- EXERCISE OBJECTIVE: Write out each entry, exactly the way it appears.

- GIVEN RECORDS:
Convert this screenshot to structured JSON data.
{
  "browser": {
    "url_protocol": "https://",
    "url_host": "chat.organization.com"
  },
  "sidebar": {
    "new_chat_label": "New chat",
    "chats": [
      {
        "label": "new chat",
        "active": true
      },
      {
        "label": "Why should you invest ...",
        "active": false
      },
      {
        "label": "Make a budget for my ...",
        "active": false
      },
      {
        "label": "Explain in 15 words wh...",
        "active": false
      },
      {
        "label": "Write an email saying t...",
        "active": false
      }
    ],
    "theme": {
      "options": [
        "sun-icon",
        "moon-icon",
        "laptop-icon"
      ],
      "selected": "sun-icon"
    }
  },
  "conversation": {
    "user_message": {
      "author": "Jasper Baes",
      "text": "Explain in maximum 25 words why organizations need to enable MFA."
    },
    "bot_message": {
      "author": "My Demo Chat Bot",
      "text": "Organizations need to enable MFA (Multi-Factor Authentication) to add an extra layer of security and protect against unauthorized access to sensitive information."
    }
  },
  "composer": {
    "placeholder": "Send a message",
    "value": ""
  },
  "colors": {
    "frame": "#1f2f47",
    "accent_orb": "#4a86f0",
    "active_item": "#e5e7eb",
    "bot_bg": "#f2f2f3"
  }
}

- ANSWER FOR THE TASK:
Convert this screenshot to structured JSON data.
{
  "browser": {
    "url_protocol": "https://",
    "url_host": "chat.organization.com"
  },
  "sidebar": {
    "new_chat_label": "New chat",
    "chats": [
      {
        "label": "new chat",
        "active": true
      },
      {
        "label": "Why should you invest ...",
        "active": false
      },
      {
        "label": "Make a budget for my ...",
        "active": false
      },
      {
        "label": "Explain in 15 words wh...",
        "active": false
      },
      {
        "label": "Write an email saying t...",
        "active": false
      }
    ],
    "theme": {
      "options": [
        "sun-icon",
        "moon-icon",
        "laptop-icon"
      ],
      "selected": "sun-icon"
    }
  },
  "conversation": {
    "user_message": {
      "author": "Jasper Baes",
      "text": "Explain in maximum 25 words why organizations need to enable MFA."
    },
    "bot_message": {
      "author": "My Demo Chat Bot",
      "text": "Organizations need to enable MFA (Multi-Factor Authentication) to add an extra layer of security and protect against unauthorized access to sensitive information."
    }
  },
  "composer": {
    "placeholder": "Send a message",
    "value": ""
  },
  "colors": {
    "frame": "#1f2f47",
    "accent_orb": "#4a86f0",
    "active_item": "#e5e7eb",
    "bot_bg": "#f2f2f3"
  }
}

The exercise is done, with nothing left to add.